> _The request_: Find all the lines with "Unknown" and gather them.

> _Exercise input_:
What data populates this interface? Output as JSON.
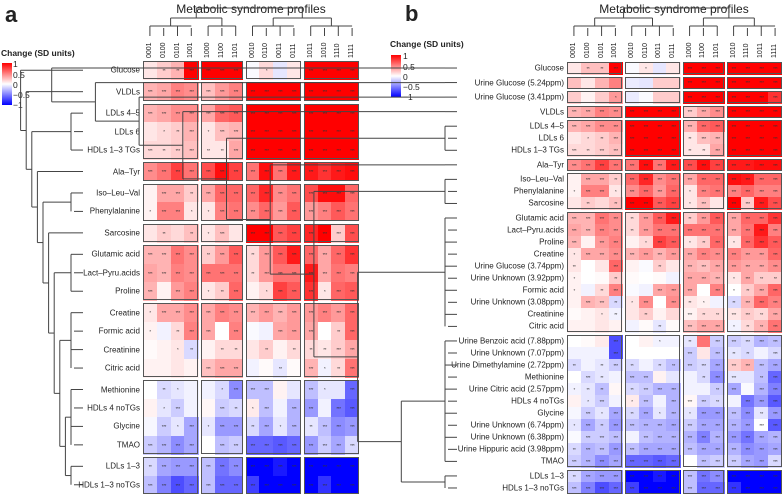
{
  "panels": {
    "a": {
      "letter": "a",
      "title": "Metabolic syndrome profiles"
    },
    "b": {
      "letter": "b",
      "title": "Metabolic syndrome profiles"
    }
  },
  "legend": {
    "title": "Change (SD units)",
    "ticks": [
      "1",
      "0.5",
      "0",
      "−0.5",
      "−1"
    ],
    "colors": {
      "high": "#ff0000",
      "mid": "#ffffff",
      "low": "#0000ff"
    }
  },
  "star_key": {
    "0": "",
    "1": "*",
    "2": "**",
    "3": "***"
  },
  "chart_data": [
    {
      "type": "heatmap",
      "panel": "a",
      "title": "Metabolic syndrome profiles",
      "legend_title": "Change (SD units)",
      "value_range": [
        -1,
        1
      ],
      "column_groups": [
        [
          "0001",
          "0100",
          "0101",
          "1001"
        ],
        [
          "1000",
          "1100",
          "1101"
        ],
        [
          "0010",
          "0110",
          "0011",
          "0111"
        ],
        [
          "1011",
          "1010",
          "1110",
          "1111"
        ]
      ],
      "row_groups": [
        [
          "Glucose"
        ],
        [
          "VLDLs"
        ],
        [
          "LDLs 4–5",
          "LDLs 6",
          "HDLs 1–3 TGs"
        ],
        [
          "Ala–Tyr"
        ],
        [
          "Iso–Leu–Val",
          "Phenylalanine"
        ],
        [
          "Sarcosine"
        ],
        [
          "Glutamic acid",
          "Lact–Pyru.acids",
          "Proline"
        ],
        [
          "Creatine",
          "Formic acid",
          "Creatinine",
          "Citric acid"
        ],
        [
          "Methionine",
          "HDLs 4 noTGs",
          "Glycine",
          "TMAO"
        ],
        [
          "LDLs 1–3",
          "HDLs 1–3 noTGs"
        ]
      ],
      "values": [
        [
          0.1,
          0.2,
          0.3,
          1,
          1,
          1,
          1,
          -0.02,
          0.15,
          -0.1,
          0.1,
          1,
          1,
          1,
          1
        ],
        [
          0.3,
          0.35,
          0.5,
          0.45,
          0.25,
          0.4,
          0.5,
          1,
          1,
          1,
          1,
          1,
          1,
          1,
          1
        ],
        [
          0.3,
          0.35,
          0.45,
          0.45,
          0.35,
          0.6,
          0.65,
          1,
          1,
          1,
          1,
          1,
          1,
          1,
          1
        ],
        [
          0.1,
          0.15,
          0.2,
          0.3,
          0.1,
          0.25,
          0.3,
          1,
          1,
          1,
          1,
          1,
          1,
          1,
          1
        ],
        [
          0.15,
          0.15,
          0.2,
          0.25,
          0.1,
          0.1,
          0.35,
          1,
          1,
          1,
          1,
          1,
          1,
          1,
          1
        ],
        [
          0.45,
          0.55,
          0.75,
          0.55,
          0.7,
          0.95,
          0.75,
          0.55,
          0.95,
          0.55,
          0.9,
          0.9,
          0.8,
          0.9,
          0.95
        ],
        [
          0.05,
          0.35,
          0.35,
          0.2,
          0.35,
          0.6,
          0.6,
          0.6,
          0.85,
          0.45,
          0.55,
          0.7,
          0.95,
          0.95,
          0.6
        ],
        [
          0.05,
          0.5,
          0.5,
          0.1,
          0.1,
          0.5,
          0.55,
          0.45,
          0.6,
          0.4,
          0.65,
          0.4,
          0.5,
          0.65,
          0.55
        ],
        [
          0.1,
          0.2,
          0.15,
          0.25,
          0.1,
          0.25,
          0.1,
          1,
          1,
          0.65,
          0.75,
          0.85,
          1,
          0.2,
          0.7
        ],
        [
          0.3,
          0.3,
          0.55,
          0.45,
          0.2,
          0.4,
          0.65,
          0.15,
          0.4,
          0.65,
          0.9,
          0.6,
          0.35,
          0.6,
          0.8
        ],
        [
          0.35,
          0.3,
          0.5,
          0.45,
          0.55,
          0.55,
          0.55,
          0.15,
          0.4,
          0.55,
          0.55,
          0.9,
          0.35,
          0.55,
          0.5
        ],
        [
          0.3,
          0.05,
          0.4,
          0.5,
          0.1,
          0.2,
          0.6,
          0.05,
          0.15,
          0.75,
          0.65,
          0.8,
          0.1,
          0.6,
          0.65
        ],
        [
          0.1,
          0.35,
          0.35,
          0.45,
          0.35,
          0.5,
          0.45,
          0.3,
          0.4,
          0.3,
          0.4,
          0.4,
          0.5,
          0.4,
          0.6
        ],
        [
          0.05,
          -0.05,
          0.15,
          0.5,
          0.35,
          0,
          0.5,
          -0.02,
          -0.05,
          0.35,
          0.4,
          0.35,
          0,
          0.2,
          0.6
        ],
        [
          0.02,
          0.05,
          0.1,
          -0.15,
          0.05,
          0.15,
          0.15,
          0.1,
          0.2,
          0.05,
          0.15,
          0.15,
          0.1,
          0.2,
          0.35
        ],
        [
          0.05,
          0.05,
          0.1,
          0.05,
          0.25,
          0.35,
          0.35,
          -0.05,
          0.02,
          -0.1,
          0.02,
          0.3,
          -0.05,
          0.15,
          0.55
        ],
        [
          0,
          -0.15,
          -0.1,
          -0.05,
          -0.05,
          -0.15,
          -0.45,
          -0.25,
          -0.25,
          0.05,
          -0.1,
          -0.25,
          -0.1,
          -0.1,
          -0.6
        ],
        [
          0.05,
          -0.1,
          -0.2,
          -0.05,
          0.03,
          -0.2,
          -0.15,
          0.08,
          -0.25,
          -0.05,
          -0.3,
          -0.4,
          -0.05,
          -0.55,
          -0.65
        ],
        [
          -0.03,
          -0.2,
          -0.1,
          -0.35,
          -0.1,
          -0.4,
          -0.4,
          -0.15,
          -0.35,
          -0.1,
          -0.3,
          -0.1,
          -0.25,
          -0.45,
          -0.4
        ],
        [
          -0.2,
          -0.3,
          -0.45,
          -0.35,
          0,
          -0.25,
          -0.2,
          -0.6,
          -0.6,
          -0.65,
          -0.6,
          -0.4,
          -0.2,
          -0.35,
          -0.15
        ],
        [
          -0.15,
          -0.35,
          -0.4,
          -0.4,
          -0.25,
          -0.55,
          -0.45,
          -1,
          -1,
          -0.9,
          -1,
          -1,
          -1,
          -1,
          -1
        ],
        [
          -0.25,
          -0.5,
          -0.7,
          -0.6,
          -0.25,
          -0.6,
          -0.6,
          -0.75,
          -1,
          -1,
          -1,
          -1,
          -0.8,
          -1,
          -1
        ]
      ],
      "significance": [
        "022333301003333",
        "333333333333333",
        "333333333333333",
        "012313333333333",
        "323322333333333",
        "333333333333333",
        "033233333333333",
        "133113333333333",
        "020213033333333",
        "333323323333333",
        "333333323333333",
        "303312301333133",
        "133333333333333",
        "102330300333023",
        "001202202022233",
        "000033300203123",
        "021001333003103",
        "013003213033033",
        "031313323132333",
        "333303333333333",
        "233333333333333",
        "333333333333333"
      ]
    },
    {
      "type": "heatmap",
      "panel": "b",
      "title": "Metabolic syndrome profiles",
      "legend_title": "Change (SD units)",
      "value_range": [
        -1,
        1
      ],
      "column_groups": [
        [
          "0001",
          "0100",
          "0101",
          "1001"
        ],
        [
          "0010",
          "0110",
          "0011",
          "0111"
        ],
        [
          "1000",
          "1100",
          "1101"
        ],
        [
          "1010",
          "1110",
          "1011",
          "1111"
        ]
      ],
      "row_groups": [
        [
          "Glucose"
        ],
        [
          "Urine Glucose (5.24ppm)"
        ],
        [
          "Urine Glucose (3.41ppm)"
        ],
        [
          "VLDLs"
        ],
        [
          "LDLs 4–5",
          "LDLs 6",
          "HDLs 1–3 TGs"
        ],
        [
          "Ala–Tyr"
        ],
        [
          "Iso–Leu–Val",
          "Phenylalanine",
          "Sarcosine"
        ],
        [
          "Glutamic acid",
          "Lact–Pyru.acids",
          "Proline",
          "Creatine",
          "Urine Glucose (3.74ppm)",
          "Urine Unknown (3.92ppm)",
          "Formic acid",
          "Urine Unknown (3.08ppm)",
          "Creatinine",
          "Citric acid"
        ],
        [
          "Urine Benzoic acid (7.88ppm)",
          "Urine Unknown (7.07ppm)",
          "Urine Dimethylamine (2.72ppm)",
          "Methionine",
          "Urine Citric acid (2.57ppm)",
          "HDLs 4 noTGs",
          "Glycine",
          "Urine Unknown (6.74ppm)",
          "Urine Unknown (6.38ppm)",
          "Urine Hippuric acid (3.98ppm)",
          "TMAO"
        ],
        [
          "LDLs 1–3",
          "HDLs 1–3 noTGs"
        ]
      ],
      "values": [
        [
          0.1,
          0.25,
          0.25,
          1,
          -0.02,
          0.1,
          -0.1,
          0.1,
          1,
          1,
          1,
          1,
          1,
          1,
          1
        ],
        [
          0.25,
          0.1,
          0.3,
          0.5,
          -0.08,
          -0.1,
          0.2,
          0.2,
          1,
          1,
          1,
          1,
          1,
          1,
          1
        ],
        [
          0.2,
          0.05,
          0.2,
          0.4,
          -0.08,
          -0.02,
          0.2,
          0.2,
          1,
          1,
          1,
          1,
          1,
          1,
          0.8
        ],
        [
          0.3,
          0.35,
          0.5,
          0.45,
          1,
          1,
          1,
          1,
          0.2,
          0.35,
          0.45,
          1,
          1,
          1,
          1
        ],
        [
          0.3,
          0.35,
          0.45,
          0.45,
          1,
          1,
          1,
          1,
          0.3,
          0.6,
          0.65,
          1,
          1,
          1,
          1
        ],
        [
          0.1,
          0.15,
          0.2,
          0.3,
          1,
          1,
          1,
          1,
          0.1,
          0.25,
          0.3,
          1,
          1,
          1,
          1
        ],
        [
          0.15,
          0.15,
          0.2,
          0.25,
          1,
          1,
          1,
          1,
          0.1,
          0.1,
          0.35,
          1,
          1,
          1,
          1
        ],
        [
          0.45,
          0.55,
          0.75,
          0.55,
          0.55,
          0.95,
          0.55,
          0.9,
          0.7,
          0.95,
          0.75,
          0.9,
          0.9,
          0.95,
          0.95
        ],
        [
          0.05,
          0.35,
          0.35,
          0.2,
          0.6,
          0.85,
          0.45,
          0.55,
          0.35,
          0.6,
          0.6,
          0.95,
          0.9,
          0.6,
          0.6
        ],
        [
          0.05,
          0.5,
          0.5,
          0.1,
          0.45,
          0.6,
          0.4,
          0.6,
          0.1,
          0.5,
          0.55,
          0.5,
          0.6,
          0.5,
          0.5
        ],
        [
          0.1,
          0.2,
          0.15,
          0.25,
          1,
          1,
          0.65,
          0.75,
          0.1,
          0.25,
          0.1,
          1,
          0.2,
          0.9,
          0.7
        ],
        [
          0.3,
          0.3,
          0.55,
          0.45,
          0.15,
          0.4,
          0.65,
          0.9,
          0.2,
          0.4,
          0.65,
          0.35,
          0.6,
          0.6,
          0.8
        ],
        [
          0.35,
          0.3,
          0.5,
          0.45,
          0.15,
          0.4,
          0.55,
          0.55,
          0.55,
          0.55,
          0.55,
          0.35,
          0.55,
          0.9,
          0.5
        ],
        [
          0.3,
          0.05,
          0.4,
          0.5,
          0.05,
          0.15,
          0.75,
          0.65,
          0.1,
          0.2,
          0.6,
          0.1,
          0.6,
          0.8,
          0.65
        ],
        [
          0.1,
          0.35,
          0.35,
          0.45,
          0.3,
          0.4,
          0.3,
          0.4,
          0.35,
          0.5,
          0.45,
          0.5,
          0.4,
          0.4,
          0.6
        ],
        [
          0.1,
          0,
          0.1,
          0.6,
          0.05,
          -0.02,
          0.2,
          0.1,
          0.3,
          0.25,
          0.35,
          0.4,
          0.35,
          0.35,
          0.45
        ],
        [
          0.05,
          0,
          0.02,
          0.2,
          0.02,
          0,
          0.02,
          -0.05,
          0.35,
          0.35,
          0.3,
          0.1,
          0.35,
          0.2,
          0.2
        ],
        [
          0.05,
          -0.05,
          0.15,
          0.5,
          -0.02,
          -0.05,
          0.35,
          0.4,
          0.35,
          0,
          0.5,
          0,
          0.2,
          0.35,
          0.6
        ],
        [
          0.05,
          0.3,
          0.25,
          -0.15,
          0.1,
          0.45,
          0,
          0.45,
          0.1,
          0.05,
          -0.05,
          -0.15,
          0.3,
          0.6,
          0.5
        ],
        [
          0.02,
          0.05,
          0.1,
          -0.05,
          0.1,
          0.2,
          0.05,
          0.15,
          0.05,
          0.15,
          0.15,
          0.1,
          0.2,
          0.15,
          0.35
        ],
        [
          0.05,
          0.05,
          0.1,
          0.05,
          -0.05,
          0.02,
          -0.1,
          0.02,
          0.25,
          0.35,
          0.35,
          -0.05,
          0.15,
          0.3,
          0.55
        ],
        [
          0,
          0.02,
          0.08,
          -0.7,
          0,
          0.05,
          -0.05,
          -0.05,
          -0.1,
          0.55,
          -0.2,
          -0.2,
          -0.15,
          -0.3,
          -0.25
        ],
        [
          -0.05,
          -0.05,
          -0.05,
          -0.7,
          0,
          0,
          0,
          0,
          -0.2,
          0.1,
          -0.25,
          -0.1,
          -0.15,
          -0.05,
          -0.15
        ],
        [
          -0.15,
          -0.05,
          -0.1,
          -0.2,
          -0.15,
          -0.05,
          -0.15,
          -0.25,
          -0.2,
          -0.15,
          -0.35,
          0.2,
          0.3,
          -0.25,
          -0.35
        ],
        [
          0,
          -0.15,
          -0.1,
          -0.05,
          -0.25,
          -0.25,
          0.05,
          -0.1,
          -0.05,
          -0.15,
          -0.45,
          -0.1,
          -0.1,
          -0.25,
          -0.6
        ],
        [
          -0.05,
          -0.1,
          -0.25,
          0.03,
          -0.15,
          -0.2,
          -0.3,
          -0.3,
          -0.05,
          -0.05,
          -0.2,
          -0.35,
          -0.02,
          -0.3,
          -0.5
        ],
        [
          0.05,
          -0.1,
          -0.2,
          -0.05,
          0.08,
          -0.25,
          -0.05,
          -0.3,
          0.03,
          -0.2,
          -0.15,
          -0.05,
          -0.55,
          -0.4,
          -0.65
        ],
        [
          -0.03,
          -0.2,
          -0.1,
          -0.35,
          -0.15,
          -0.35,
          -0.1,
          -0.3,
          -0.1,
          -0.4,
          -0.4,
          -0.25,
          -0.45,
          -0.1,
          -0.4
        ],
        [
          -0.1,
          -0.35,
          -0.2,
          -0.4,
          -0.25,
          -0.3,
          -0.3,
          -0.35,
          -0.2,
          -0.35,
          -0.35,
          -0.3,
          -0.4,
          0,
          -0.65
        ],
        [
          -0.02,
          -0.2,
          -0.2,
          -0.25,
          -0.05,
          -0.25,
          -0.3,
          -0.3,
          -0.3,
          -0.5,
          -0.3,
          -0.4,
          -0.55,
          -0.35,
          -0.3
        ],
        [
          -0.15,
          -0.3,
          -0.25,
          -0.4,
          -0.25,
          -0.35,
          -0.35,
          -0.35,
          -0.25,
          -0.35,
          -0.35,
          -0.3,
          -0.45,
          -0.4,
          -0.35
        ],
        [
          -0.2,
          -0.3,
          -0.45,
          -0.35,
          -0.6,
          -0.6,
          -0.65,
          -0.6,
          0,
          -0.25,
          -0.2,
          -0.2,
          -0.35,
          -0.4,
          -0.15
        ],
        [
          -0.15,
          -0.35,
          -0.4,
          -0.4,
          -1,
          -1,
          -0.9,
          -1,
          -0.25,
          -0.55,
          -0.45,
          -1,
          -1,
          -1,
          -1
        ],
        [
          -0.25,
          -0.5,
          -0.7,
          -0.6,
          -0.75,
          -1,
          -1,
          -1,
          -0.25,
          -0.6,
          -0.6,
          -0.8,
          -1,
          -1,
          -1
        ]
      ],
      "significance": [
        "022301003333333",
        "000000003333333",
        "000100003333333",
        "333333333333333",
        "333333333333333",
        "012333332333333",
        "323333332233333",
        "333333333333333",
        "033233333333333",
        "133133331333333",
        "020233331303333",
        "333323332333333",
        "333323333333333",
        "303301331231333",
        "133333333333333",
        "200300203333333",
        "100200003331322",
        "102300333031233",
        "033213032102333",
        "001202003223323",
        "000000203331223",
        "000300102033333",
        "000300003032203",
        "202320223333333",
        "032033000233023",
        "122023330023033",
        "013013033320333",
        "031323131333323",
        "132333333333333",
        "033303333333333",
        "233333333333333",
        "333333330333333",
        "233333333333333",
        "333333333333333"
      ]
    }
  ]
}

> _Answer in full_:
          "Urine Unknown (3.92ppm)",
          "Urine Unknown (3.08ppm)",
          "Urine Unknown (7.07ppm)",
          "Urine Unknown (6.74ppm)",
          "Urine Unknown (6.38ppm)",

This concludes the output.